▸ GIVEN REQUEST:
Reproduce every entry below precisely; do not include the pictures.

======== INPUT MATERIAL

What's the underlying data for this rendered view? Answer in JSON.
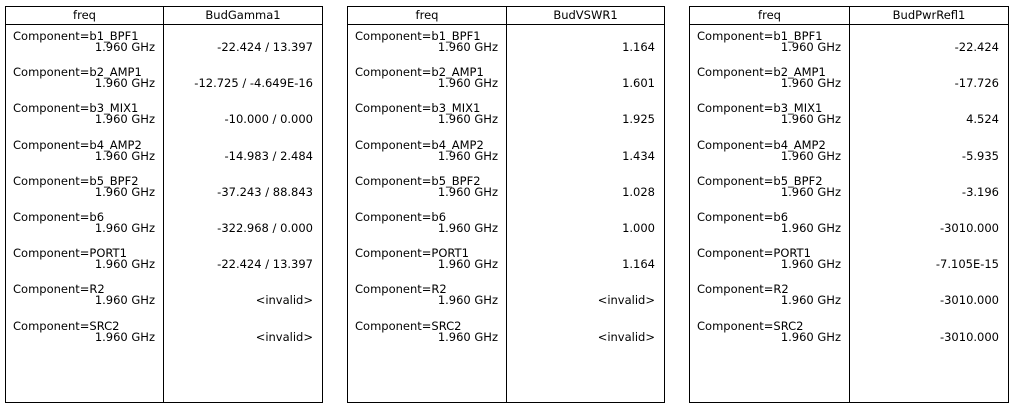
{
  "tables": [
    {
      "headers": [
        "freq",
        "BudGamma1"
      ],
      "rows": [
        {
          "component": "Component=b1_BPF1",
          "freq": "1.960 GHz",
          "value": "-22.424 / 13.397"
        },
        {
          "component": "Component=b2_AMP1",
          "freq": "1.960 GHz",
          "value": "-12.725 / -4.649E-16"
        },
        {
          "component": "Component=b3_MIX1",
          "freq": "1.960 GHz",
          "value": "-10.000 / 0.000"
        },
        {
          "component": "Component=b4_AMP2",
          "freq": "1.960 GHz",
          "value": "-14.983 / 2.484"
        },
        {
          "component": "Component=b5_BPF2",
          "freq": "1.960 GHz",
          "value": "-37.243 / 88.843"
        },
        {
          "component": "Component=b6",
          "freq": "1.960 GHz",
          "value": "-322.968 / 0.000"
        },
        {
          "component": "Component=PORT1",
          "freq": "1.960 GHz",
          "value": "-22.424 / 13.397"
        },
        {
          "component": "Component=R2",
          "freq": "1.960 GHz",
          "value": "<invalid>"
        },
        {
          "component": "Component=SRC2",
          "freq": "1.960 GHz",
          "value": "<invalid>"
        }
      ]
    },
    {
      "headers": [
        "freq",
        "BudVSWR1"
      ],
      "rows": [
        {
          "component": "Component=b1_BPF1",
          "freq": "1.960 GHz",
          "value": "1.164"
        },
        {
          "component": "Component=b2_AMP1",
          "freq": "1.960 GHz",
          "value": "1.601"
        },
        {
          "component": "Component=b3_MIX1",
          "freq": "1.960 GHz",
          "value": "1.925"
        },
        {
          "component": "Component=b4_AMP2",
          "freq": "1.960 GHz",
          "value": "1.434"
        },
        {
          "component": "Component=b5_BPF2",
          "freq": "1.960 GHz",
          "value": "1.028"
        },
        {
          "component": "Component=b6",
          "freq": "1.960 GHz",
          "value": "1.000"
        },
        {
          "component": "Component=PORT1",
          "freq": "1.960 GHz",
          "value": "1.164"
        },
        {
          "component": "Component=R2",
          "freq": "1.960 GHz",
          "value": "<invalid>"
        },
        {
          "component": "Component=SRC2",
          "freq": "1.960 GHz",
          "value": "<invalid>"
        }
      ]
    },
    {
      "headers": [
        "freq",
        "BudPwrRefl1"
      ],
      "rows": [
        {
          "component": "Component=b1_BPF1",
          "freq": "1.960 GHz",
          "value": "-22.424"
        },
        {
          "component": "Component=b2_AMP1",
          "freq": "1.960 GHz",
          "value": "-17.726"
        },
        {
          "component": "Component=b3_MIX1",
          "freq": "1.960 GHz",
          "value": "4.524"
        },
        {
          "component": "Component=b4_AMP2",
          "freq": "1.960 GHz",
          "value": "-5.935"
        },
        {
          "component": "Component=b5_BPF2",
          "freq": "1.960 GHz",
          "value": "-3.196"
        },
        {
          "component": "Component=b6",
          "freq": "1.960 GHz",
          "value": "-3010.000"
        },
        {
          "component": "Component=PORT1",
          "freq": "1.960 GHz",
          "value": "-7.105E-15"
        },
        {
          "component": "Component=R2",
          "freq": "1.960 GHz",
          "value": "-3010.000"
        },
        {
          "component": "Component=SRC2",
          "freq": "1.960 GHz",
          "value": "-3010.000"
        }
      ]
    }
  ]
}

================

▸ REPLY TO THE EXERCISE:
What's the underlying data for this rendered view? Answer in JSON.
{
  "tables": [
    {
      "headers": [
        "freq",
        "BudGamma1"
      ],
      "rows": [
        {
          "component": "Component=b1_BPF1",
          "freq": "1.960 GHz",
          "value": "-22.424 / 13.397"
        },
        {
          "component": "Component=b2_AMP1",
          "freq": "1.960 GHz",
          "value": "-12.725 / -4.649E-16"
        },
        {
          "component": "Component=b3_MIX1",
          "freq": "1.960 GHz",
          "value": "-10.000 / 0.000"
        },
        {
          "component": "Component=b4_AMP2",
          "freq": "1.960 GHz",
          "value": "-14.983 / 2.484"
        },
        {
          "component": "Component=b5_BPF2",
          "freq": "1.960 GHz",
          "value": "-37.243 / 88.843"
        },
        {
          "component": "Component=b6",
          "freq": "1.960 GHz",
          "value": "-322.968 / 0.000"
        },
        {
          "component": "Component=PORT1",
          "freq": "1.960 GHz",
          "value": "-22.424 / 13.397"
        },
        {
          "component": "Component=R2",
          "freq": "1.960 GHz",
          "value": "<invalid>"
        },
        {
          "component": "Component=SRC2",
          "freq": "1.960 GHz",
          "value": "<invalid>"
        }
      ]
    },
    {
      "headers": [
        "freq",
        "BudVSWR1"
      ],
      "rows": [
        {
          "component": "Component=b1_BPF1",
          "freq": "1.960 GHz",
          "value": "1.164"
        },
        {
          "component": "Component=b2_AMP1",
          "freq": "1.960 GHz",
          "value": "1.601"
        },
        {
          "component": "Component=b3_MIX1",
          "freq": "1.960 GHz",
          "value": "1.925"
        },
        {
          "component": "Component=b4_AMP2",
          "freq": "1.960 GHz",
          "value": "1.434"
        },
        {
          "component": "Component=b5_BPF2",
          "freq": "1.960 GHz",
          "value": "1.028"
        },
        {
          "component": "Component=b6",
          "freq": "1.960 GHz",
          "value": "1.000"
        },
        {
          "component": "Component=PORT1",
          "freq": "1.960 GHz",
          "value": "1.164"
        },
        {
          "component": "Component=R2",
          "freq": "1.960 GHz",
          "value": "<invalid>"
        },
        {
          "component": "Component=SRC2",
          "freq": "1.960 GHz",
          "value": "<invalid>"
        }
      ]
    },
    {
      "headers": [
        "freq",
        "BudPwrRefl1"
      ],
      "rows": [
        {
          "component": "Component=b1_BPF1",
          "freq": "1.960 GHz",
          "value": "-22.424"
        },
        {
          "component": "Component=b2_AMP1",
          "freq": "1.960 GHz",
          "value": "-17.726"
        },
        {
          "component": "Component=b3_MIX1",
          "freq": "1.960 GHz",
          "value": "4.524"
        },
        {
          "component": "Component=b4_AMP2",
          "freq": "1.960 GHz",
          "value": "-5.935"
        },
        {
          "component": "Component=b5_BPF2",
          "freq": "1.960 GHz",
          "value": "-3.196"
        },
        {
          "component": "Component=b6",
          "freq": "1.960 GHz",
          "value": "-3010.000"
        },
        {
          "component": "Component=PORT1",
          "freq": "1.960 GHz",
          "value": "-7.105E-15"
        },
        {
          "component": "Component=R2",
          "freq": "1.960 GHz",
          "value": "-3010.000"
        },
        {
          "component": "Component=SRC2",
          "freq": "1.960 GHz",
          "value": "-3010.000"
        }
      ]
    }
  ]
}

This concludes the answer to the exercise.